Instructions to follow - Repeat each entry in full, exactly.

-- begin Input for this task --

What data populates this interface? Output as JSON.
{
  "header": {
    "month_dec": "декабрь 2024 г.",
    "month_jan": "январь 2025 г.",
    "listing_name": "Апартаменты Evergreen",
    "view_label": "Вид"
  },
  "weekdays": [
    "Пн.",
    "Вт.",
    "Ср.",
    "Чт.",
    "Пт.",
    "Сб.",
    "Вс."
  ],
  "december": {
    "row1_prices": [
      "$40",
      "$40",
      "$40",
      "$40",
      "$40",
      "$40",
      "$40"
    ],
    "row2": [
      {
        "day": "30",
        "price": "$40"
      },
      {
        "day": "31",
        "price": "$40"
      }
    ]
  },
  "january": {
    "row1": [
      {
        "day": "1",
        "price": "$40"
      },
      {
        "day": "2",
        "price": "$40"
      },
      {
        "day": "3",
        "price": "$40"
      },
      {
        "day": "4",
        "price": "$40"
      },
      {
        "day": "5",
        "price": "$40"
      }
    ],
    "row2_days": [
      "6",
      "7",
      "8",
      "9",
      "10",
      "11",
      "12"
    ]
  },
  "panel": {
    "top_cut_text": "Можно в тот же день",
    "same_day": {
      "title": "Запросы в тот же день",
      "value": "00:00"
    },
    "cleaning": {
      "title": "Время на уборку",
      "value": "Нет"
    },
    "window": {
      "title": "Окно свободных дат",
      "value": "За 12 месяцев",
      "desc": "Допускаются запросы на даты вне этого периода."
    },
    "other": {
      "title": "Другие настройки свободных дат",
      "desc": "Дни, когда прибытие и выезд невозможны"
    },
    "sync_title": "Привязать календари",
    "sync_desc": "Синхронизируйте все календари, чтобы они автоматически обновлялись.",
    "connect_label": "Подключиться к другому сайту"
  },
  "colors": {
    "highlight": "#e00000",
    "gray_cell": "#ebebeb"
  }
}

-- end Input for this task --

Exercise answer -
What data populates this interface? Output as JSON.
{
  "header": {
    "month_dec": "декабрь 2024 г.",
    "month_jan": "январь 2025 г.",
    "listing_name": "Апартаменты Evergreen",
    "view_label": "Вид"
  },
  "weekdays": [
    "Пн.",
    "Вт.",
    "Ср.",
    "Чт.",
    "Пт.",
    "Сб.",
    "Вс."
  ],
  "december": {
    "row1_prices": [
      "$40",
      "$40",
      "$40",
      "$40",
      "$40",
      "$40",
      "$40"
    ],
    "row2": [
      {
        "day": "30",
        "price": "$40"
      },
      {
        "day": "31",
        "price": "$40"
      }
    ]
  },
  "january": {
    "row1": [
      {
        "day": "1",
        "price": "$40"
      },
      {
        "day": "2",
        "price": "$40"
      },
      {
        "day": "3",
        "price": "$40"
      },
      {
        "day": "4",
        "price": "$40"
      },
      {
        "day": "5",
        "price": "$40"
      }
    ],
    "row2_days": [
      "6",
      "7",
      "8",
      "9",
      "10",
      "11",
      "12"
    ]
  },
  "panel": {
    "top_cut_text": "Можно в тот же день",
    "same_day": {
      "title": "Запросы в тот же день",
      "value": "00:00"
    },
    "cleaning": {
      "title": "Время на уборку",
      "value": "Нет"
    },
    "window": {
      "title": "Окно свободных дат",
      "value": "За 12 месяцев",
      "desc": "Допускаются запросы на даты вне этого периода."
    },
    "other": {
      "title": "Другие настройки свободных дат",
      "desc": "Дни, когда прибытие и выезд невозможны"
    },
    "sync_title": "Привязать календари",
    "sync_desc": "Синхронизируйте все календари, чтобы они автоматически обновлялись.",
    "connect_label": "Подключиться к другому сайту"
  },
  "colors": {
    "highlight": "#e00000",
    "gray_cell": "#ebebeb"
  }
}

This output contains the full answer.